DESCRIPTION OF THE TASK:
Look through the records below and collect all lines that hold the string "Возврат".

THE INPUT:
—————
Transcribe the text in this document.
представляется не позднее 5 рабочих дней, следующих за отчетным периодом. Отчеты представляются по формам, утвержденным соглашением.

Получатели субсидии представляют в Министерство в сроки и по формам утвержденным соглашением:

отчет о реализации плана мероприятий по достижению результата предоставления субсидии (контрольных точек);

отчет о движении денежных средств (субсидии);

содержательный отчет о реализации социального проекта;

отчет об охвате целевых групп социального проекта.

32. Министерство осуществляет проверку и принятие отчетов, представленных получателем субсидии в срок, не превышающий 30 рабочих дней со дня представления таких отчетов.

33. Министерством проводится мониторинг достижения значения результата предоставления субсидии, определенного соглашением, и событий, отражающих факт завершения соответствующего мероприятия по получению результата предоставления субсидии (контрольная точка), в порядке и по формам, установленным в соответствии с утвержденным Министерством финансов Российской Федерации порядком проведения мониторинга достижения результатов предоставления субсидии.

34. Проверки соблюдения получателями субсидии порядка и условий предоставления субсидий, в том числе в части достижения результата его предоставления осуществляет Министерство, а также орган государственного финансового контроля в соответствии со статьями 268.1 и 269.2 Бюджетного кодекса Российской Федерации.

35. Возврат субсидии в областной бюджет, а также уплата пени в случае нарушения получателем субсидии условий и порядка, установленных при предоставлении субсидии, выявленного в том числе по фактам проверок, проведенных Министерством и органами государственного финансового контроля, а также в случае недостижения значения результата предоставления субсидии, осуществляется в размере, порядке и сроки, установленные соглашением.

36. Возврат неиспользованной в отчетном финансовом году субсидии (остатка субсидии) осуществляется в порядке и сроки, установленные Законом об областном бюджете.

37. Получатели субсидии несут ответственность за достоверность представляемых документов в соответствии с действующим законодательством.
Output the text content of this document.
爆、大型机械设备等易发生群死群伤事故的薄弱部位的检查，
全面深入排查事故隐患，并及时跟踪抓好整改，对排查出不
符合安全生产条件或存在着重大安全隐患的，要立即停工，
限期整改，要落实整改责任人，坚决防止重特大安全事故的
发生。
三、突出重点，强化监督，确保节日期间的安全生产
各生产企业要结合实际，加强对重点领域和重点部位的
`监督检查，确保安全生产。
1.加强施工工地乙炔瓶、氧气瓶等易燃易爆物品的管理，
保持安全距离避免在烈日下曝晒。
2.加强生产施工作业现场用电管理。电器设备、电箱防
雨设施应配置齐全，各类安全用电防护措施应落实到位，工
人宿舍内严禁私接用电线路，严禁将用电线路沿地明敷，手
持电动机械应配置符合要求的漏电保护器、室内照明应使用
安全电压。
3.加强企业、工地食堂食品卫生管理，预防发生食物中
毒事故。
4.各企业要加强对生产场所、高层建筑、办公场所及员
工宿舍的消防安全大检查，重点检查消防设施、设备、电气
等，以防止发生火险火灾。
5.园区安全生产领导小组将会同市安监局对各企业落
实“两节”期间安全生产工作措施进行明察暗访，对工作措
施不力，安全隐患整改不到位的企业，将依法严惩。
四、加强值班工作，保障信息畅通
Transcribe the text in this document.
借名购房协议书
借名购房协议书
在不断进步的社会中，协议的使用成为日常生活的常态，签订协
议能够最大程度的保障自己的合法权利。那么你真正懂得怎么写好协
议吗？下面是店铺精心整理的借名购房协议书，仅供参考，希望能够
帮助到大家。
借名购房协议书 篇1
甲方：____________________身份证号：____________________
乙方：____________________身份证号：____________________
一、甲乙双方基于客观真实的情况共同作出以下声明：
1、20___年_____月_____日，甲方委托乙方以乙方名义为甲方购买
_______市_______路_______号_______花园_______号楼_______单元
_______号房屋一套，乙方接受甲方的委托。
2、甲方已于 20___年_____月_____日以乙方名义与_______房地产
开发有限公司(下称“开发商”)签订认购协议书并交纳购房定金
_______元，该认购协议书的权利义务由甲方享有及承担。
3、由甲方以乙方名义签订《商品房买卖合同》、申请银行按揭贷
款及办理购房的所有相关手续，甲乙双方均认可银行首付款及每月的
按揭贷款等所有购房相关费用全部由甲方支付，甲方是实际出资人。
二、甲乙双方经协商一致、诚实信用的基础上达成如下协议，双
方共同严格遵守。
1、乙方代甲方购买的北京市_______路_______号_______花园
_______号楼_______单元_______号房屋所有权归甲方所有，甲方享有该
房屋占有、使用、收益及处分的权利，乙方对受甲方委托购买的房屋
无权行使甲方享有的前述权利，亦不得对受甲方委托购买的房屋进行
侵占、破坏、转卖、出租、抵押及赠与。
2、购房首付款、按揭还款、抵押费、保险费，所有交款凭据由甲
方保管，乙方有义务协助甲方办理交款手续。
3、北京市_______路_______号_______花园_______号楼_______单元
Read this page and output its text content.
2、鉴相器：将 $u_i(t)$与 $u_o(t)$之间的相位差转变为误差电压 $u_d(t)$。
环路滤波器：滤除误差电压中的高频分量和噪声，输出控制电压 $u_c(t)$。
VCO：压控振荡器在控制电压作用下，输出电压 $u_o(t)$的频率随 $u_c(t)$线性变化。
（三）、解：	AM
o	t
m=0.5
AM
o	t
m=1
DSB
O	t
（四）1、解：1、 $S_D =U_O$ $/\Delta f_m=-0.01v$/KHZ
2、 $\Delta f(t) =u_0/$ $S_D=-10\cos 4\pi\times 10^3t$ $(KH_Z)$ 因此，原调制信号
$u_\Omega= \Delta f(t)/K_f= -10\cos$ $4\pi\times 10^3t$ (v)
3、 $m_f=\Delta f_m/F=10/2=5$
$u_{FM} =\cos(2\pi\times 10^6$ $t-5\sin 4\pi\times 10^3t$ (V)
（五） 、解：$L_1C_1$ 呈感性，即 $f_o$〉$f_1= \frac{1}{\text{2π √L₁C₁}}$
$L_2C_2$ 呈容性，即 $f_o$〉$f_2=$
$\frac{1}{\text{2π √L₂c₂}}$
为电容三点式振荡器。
—————
ANSWER IN FULL:
35. Возврат субсидии в областной бюджет, а также уплата пени в случае нарушения получателем субсидии условий и порядка, установленных при предоставлении субсидии, выявленного в том числе по фактам проверок, проведенных Министерством и органами государственного финансового контроля, а также в случае недостижения значения результата предоставления субсидии, осуществляется в размере, порядке и сроки, установленные соглашением.
36. Возврат неиспользованной в отчетном финансовом году субсидии (остатка субсидии) осуществляется в порядке и сроки, установленные Законом об областном бюджете.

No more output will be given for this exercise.